## Begin Dataset extract

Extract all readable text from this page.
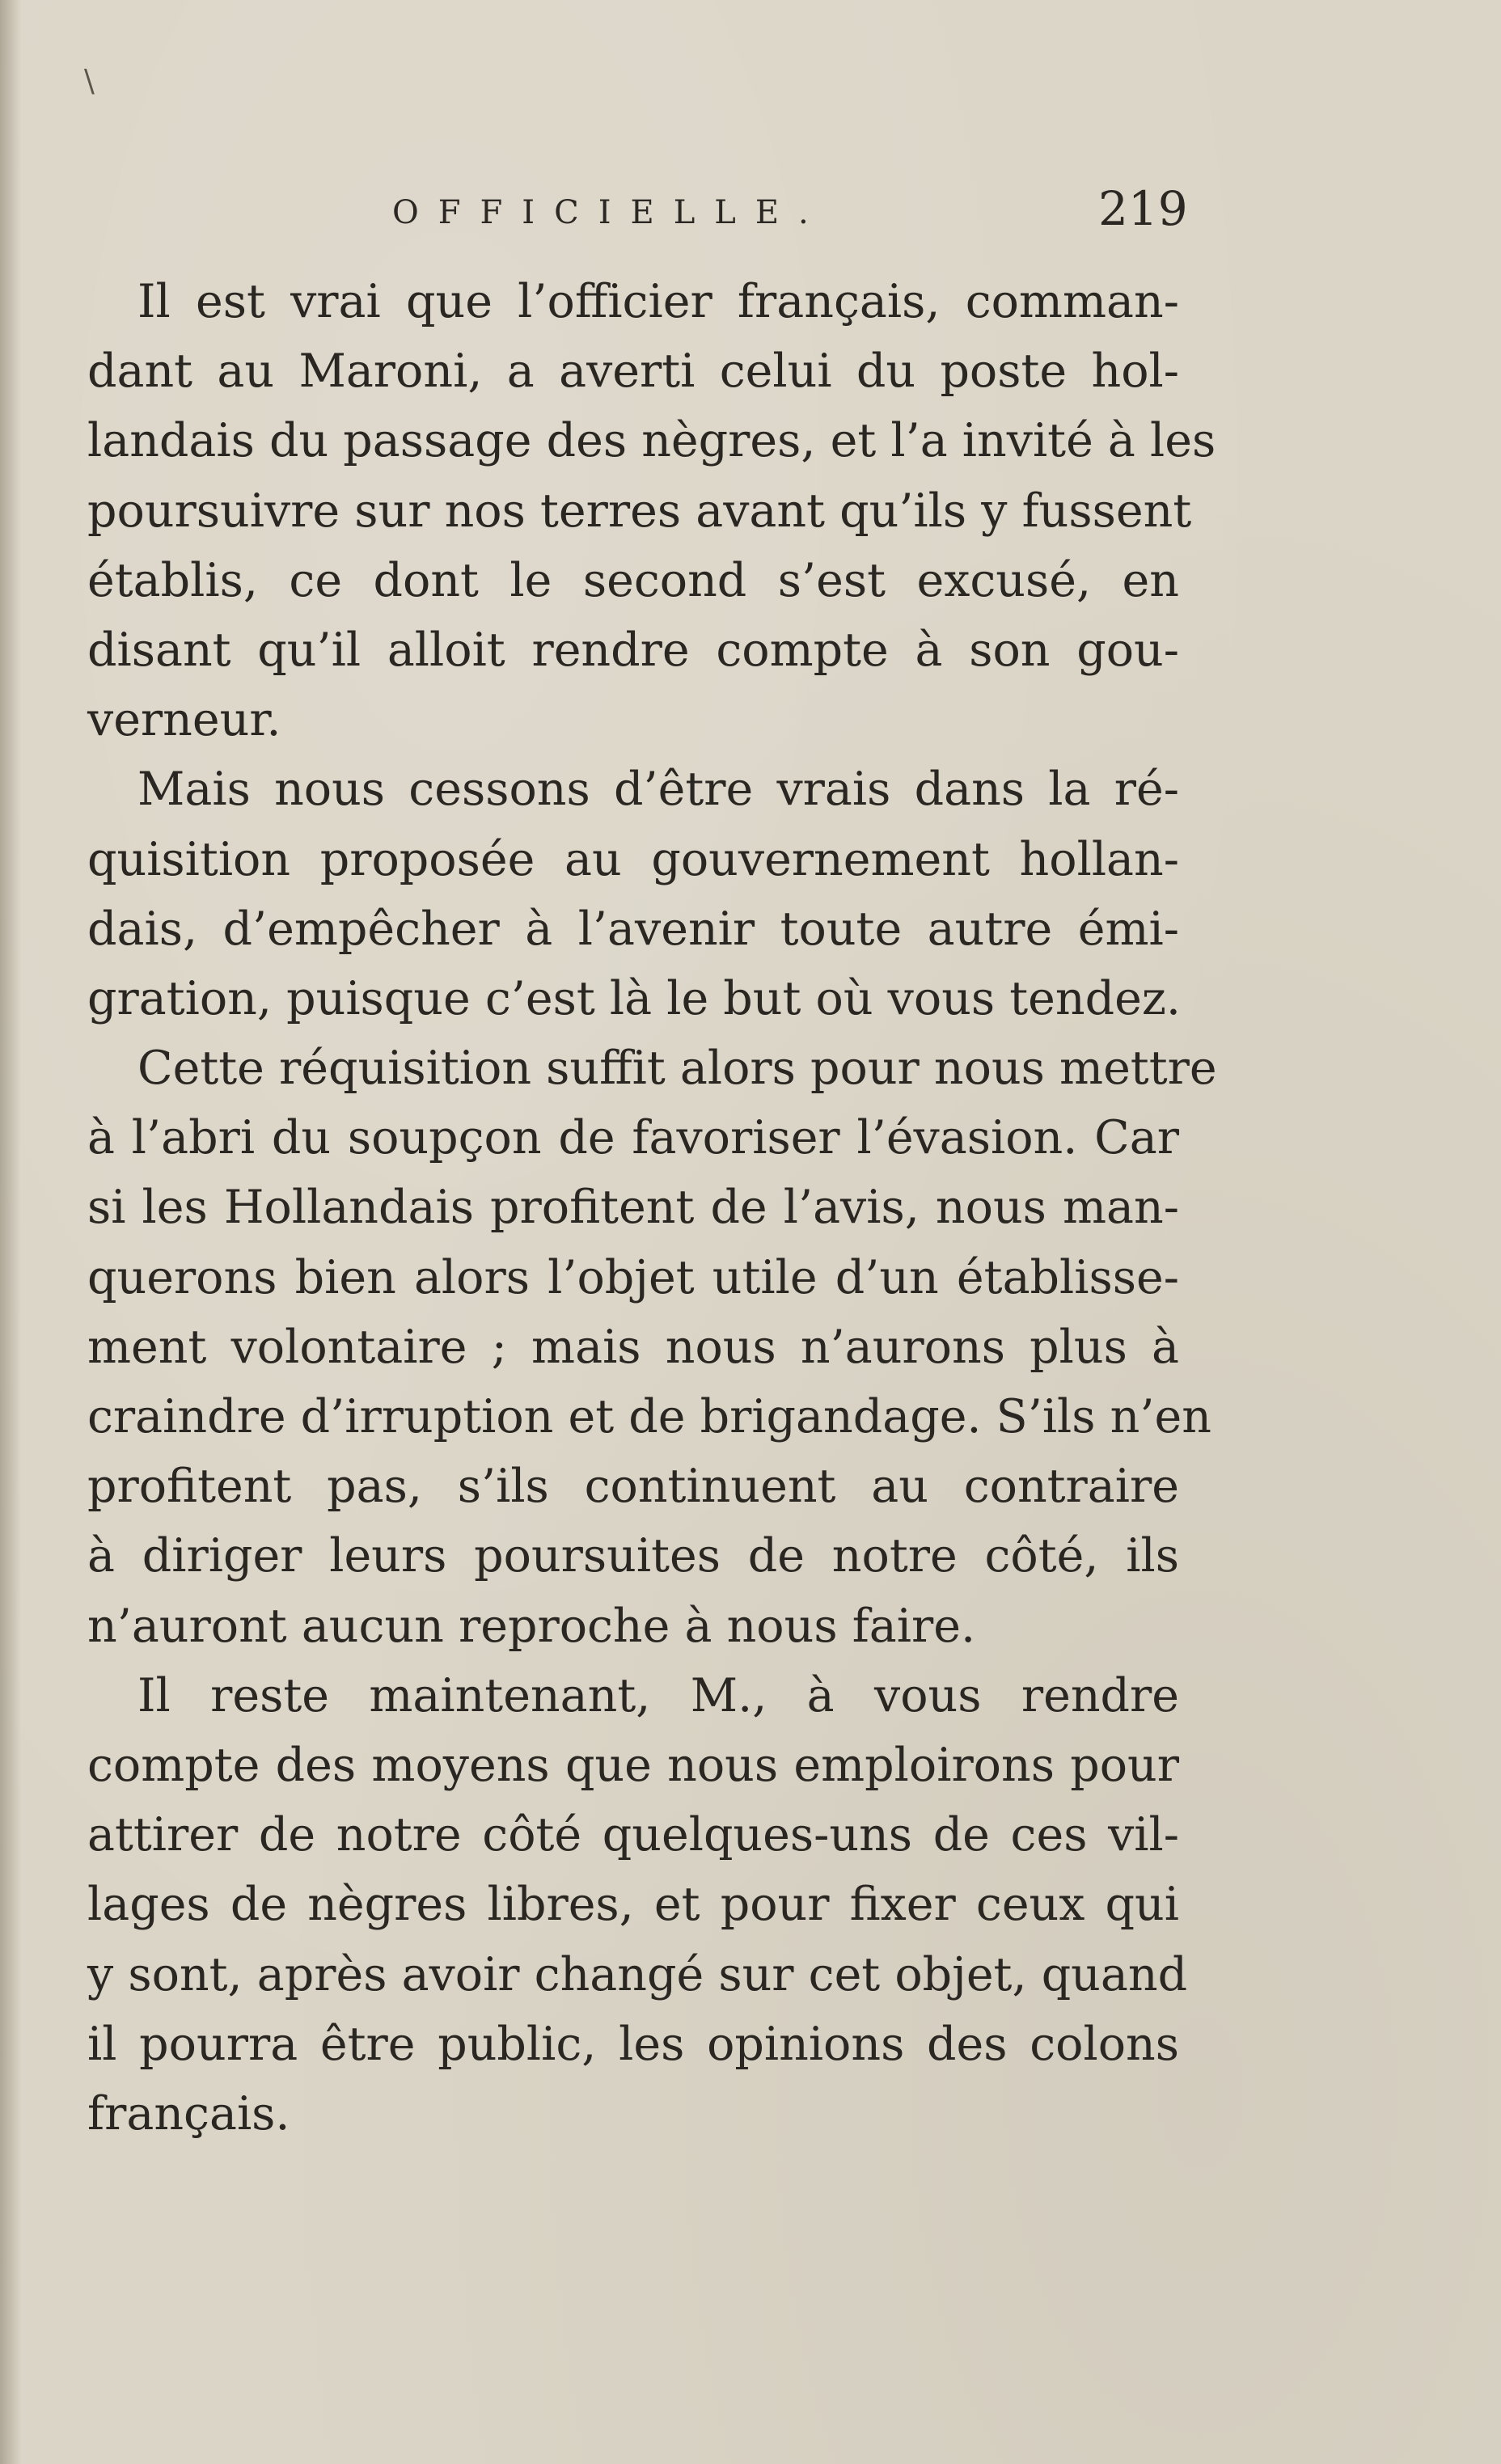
\
OFFICIELLE.	219
Il est vrai que l’officier français, comman-
dant au Maroni, a averti celui du poste hol-
landais du passage des nègres, et l’a invité à les
poursuivre sur nos terres avant qu’ils y fussent
établis, ce dont le second s’est excusé, en
disant qu’il alloit rendre compte à son gou-
verneur.
Mais nous cessons d’être vrais dans la ré-
quisition proposée au gouvernement hollan-
dais, d’empêcher à l’avenir toute autre émi-
gration, puisque c’est là le but où vous tendez.
Cette réquisition suffit alors pour nous mettre
à l’abri du soupçon de favoriser l’évasion. Car
si les Hollandais profitent de l’avis, nous man-
querons bien alors l’objet utile d’un établisse-
ment volontaire ; mais nous n’aurons plus à
craindre d’irruption et de brigandage. S’ils n’en
profitent pas, s’ils continuent au contraire
à diriger leurs poursuites de notre côté, ils
n’auront aucun reproche à nous faire.
Il reste maintenant, M., à vous rendre
compte des moyens que nous emploirons pour
attirer de notre côté quelques-uns de ces vil-
lages de nègres libres, et pour fixer ceux qui
y sont, après avoir changé sur cet objet, quand
il pourra être public, les opinions des colons
français.
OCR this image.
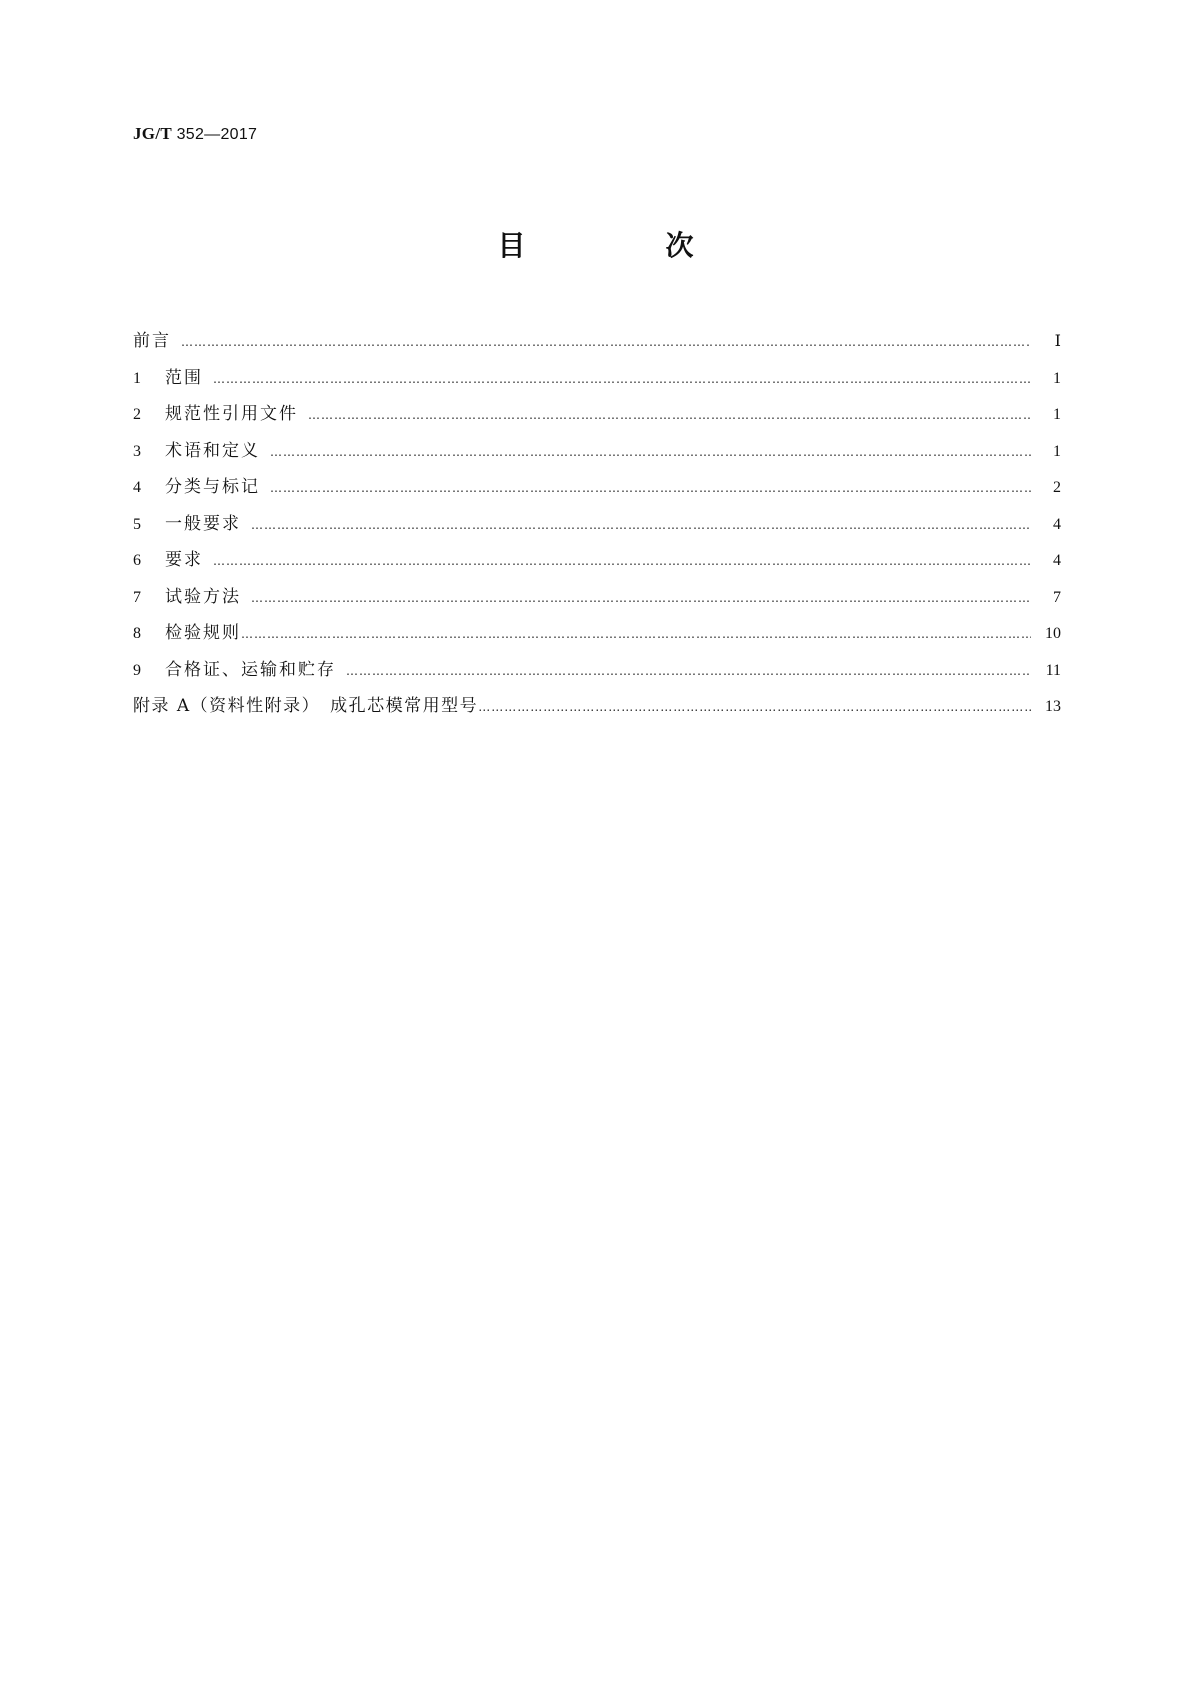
JG/T 352—2017
目　次
前言 ……………………………………………………………………………………………………………………………………………………………………………………………………………………	Ⅰ
1	范围 ……………………………………………………………………………………………………………………………………………………………………………………………………………………	1
2	规范性引用文件 ……………………………………………………………………………………………………………………………………………………………………………………………………………………	1
3	术语和定义 ……………………………………………………………………………………………………………………………………………………………………………………………………………………	1
4	分类与标记 ……………………………………………………………………………………………………………………………………………………………………………………………………………………	2
5	一般要求 ……………………………………………………………………………………………………………………………………………………………………………………………………………………	4
6	要求 ……………………………………………………………………………………………………………………………………………………………………………………………………………………	4
7	试验方法 ……………………………………………………………………………………………………………………………………………………………………………………………………………………	7
8	检验规则 ……………………………………………………………………………………………………………………………………………………………………………………………………………………	10
9	合格证、运输和贮存 ……………………………………………………………………………………………………………………………………………………………………………………………………………………	11
附录 A（资料性附录）　成孔芯模常用型号 ……………………………………………………………………………………………………………………………………………………………………………………………………………………	13
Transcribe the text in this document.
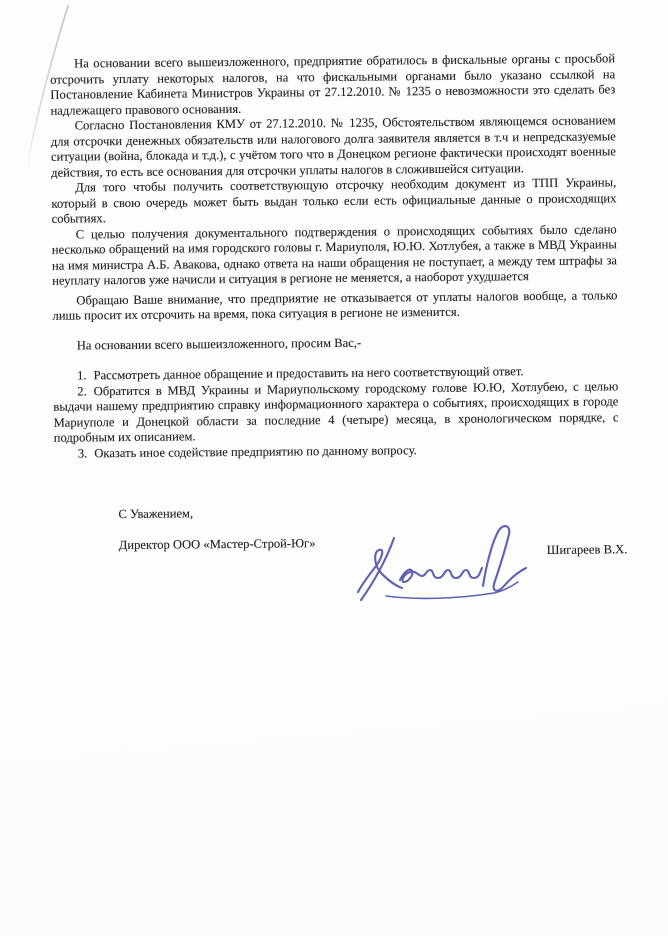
На основании всего вышеизложенного, предприятие обратилось в фискальные органы с просьбой отсрочить уплату некоторых налогов, на что фискальными органами было указано ссылкой на Постановление Кабинета Министров Украины от 27.12.2010. № 1235 о невозможности это сделать без надлежащего правового основания.

Согласно Постановления КМУ от 27.12.2010. № 1235, Обстоятельством являющемся основанием для отсрочки денежных обязательств или налогового долга заявителя является в т.ч и непредсказуемые ситуации (война, блокада и т.д.), с учётом того что в Донецком регионе фактически происходят военные действия, то есть все основания для отсрочки уплаты налогов в сложившейся ситуации.

Для того чтобы получить соответствующую отсрочку необходим документ из ТПП Украины, который в свою очередь может быть выдан только если есть официальные данные о происходящих событиях.

С целью получения документального подтверждения о происходящих событиях было сделано несколько обращений на имя городского головы г. Мариуполя, Ю.Ю. Хотлубея, а также в МВД Украины на имя министра А.Б. Авакова, однако ответа на наши обращения не поступает, а между тем штрафы за неуплату налогов уже начисли и ситуация в регионе не меняется, а наоборот ухудшается

Обращаю Ваше внимание, что предприятие не отказывается от уплаты налогов вообще, а только лишь просит их отсрочить на время, пока ситуация в регионе не изменится.

На основании всего вышеизложенного, просим Вас,-

1. Рассмотреть данное обращение и предоставить на него соответствующий ответ.

2. Обратится в МВД Украины и Мариупольскому городскому голове Ю.Ю, Хотлубею, с целью выдачи нашему предприятию справку информационного характера о событиях, происходящих в городе Мариуполе и Донецкой области за последние 4 (четыре) месяца, в хронологическом порядке, с подробным их описанием.

3. Оказать иное содействие предприятию по данному вопросу.

С Уважением,

Директор ООО «Мастер-Строй-Юг»	Шигареев В.Х.
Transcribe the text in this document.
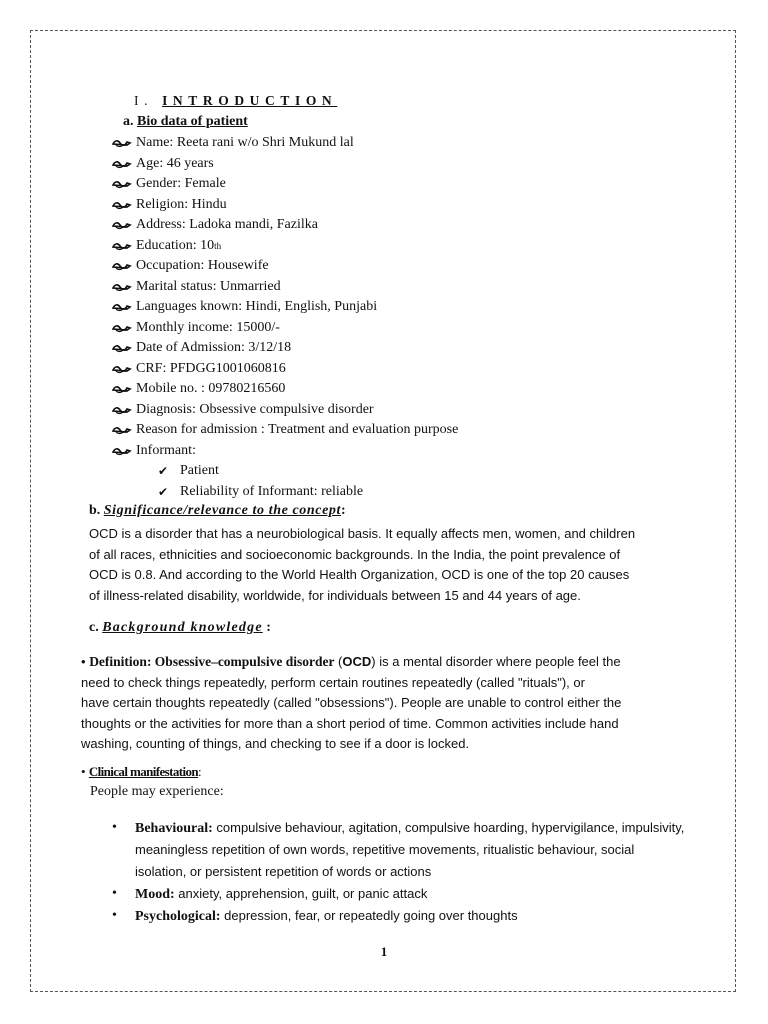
I. INTRODUCTION
a. Bio data of patient
Name: Reeta rani w/o Shri Mukund lal
Age: 46 years
Gender: Female
Religion: Hindu
Address: Ladoka mandi, Fazilka
Education: 10 th
Occupation: Housewife
Marital status: Unmarried
Languages known: Hindi, English, Punjabi
Monthly income: 15000/-
Date of Admission: 3/12/18
CRF: PFDGG1001060816
Mobile no. : 09780216560
Diagnosis: Obsessive compulsive disorder
Reason for admission : Treatment and evaluation purpose
Informant:
✔ Patient
✔ Reliability of Informant: reliable
b. Significance/relevance to the concept:
OCD is a disorder that has a neurobiological basis. It equally affects men, women, and children
of all races, ethnicities and socioeconomic backgrounds. In the India, the point prevalence of
OCD is 0.8. And according to the World Health Organization, OCD is one of the top 20 causes
of illness-related disability, worldwide, for individuals between 15 and 44 years of age.
c. Background knowledge :
• Definition: Obsessive–compulsive disorder (OCD) is a mental disorder where people feel the
need to check things repeatedly, perform certain routines repeatedly (called "rituals"), or
have certain thoughts repeatedly (called "obsessions"). People are unable to control either the
thoughts or the activities for more than a short period of time. Common activities include hand
washing, counting of things, and checking to see if a door is locked.
• Clinical manifestation:
People may experience:
• Behavioural: compulsive behaviour, agitation, compulsive hoarding, hypervigilance, impulsivity, meaningless repetition of own words, repetitive movements, ritualistic behaviour, social isolation, or persistent repetition of words or actions
• Mood: anxiety, apprehension, guilt, or panic attack
• Psychological: depression, fear, or repeatedly going over thoughts
1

## End Dataset extract

Work to be completed ▸ From the entries above, extract each line containing "objet".

Result below ▸
querons bien alors l’objet utile d’un établisse-
y sont, après avoir changé sur cet objet, quand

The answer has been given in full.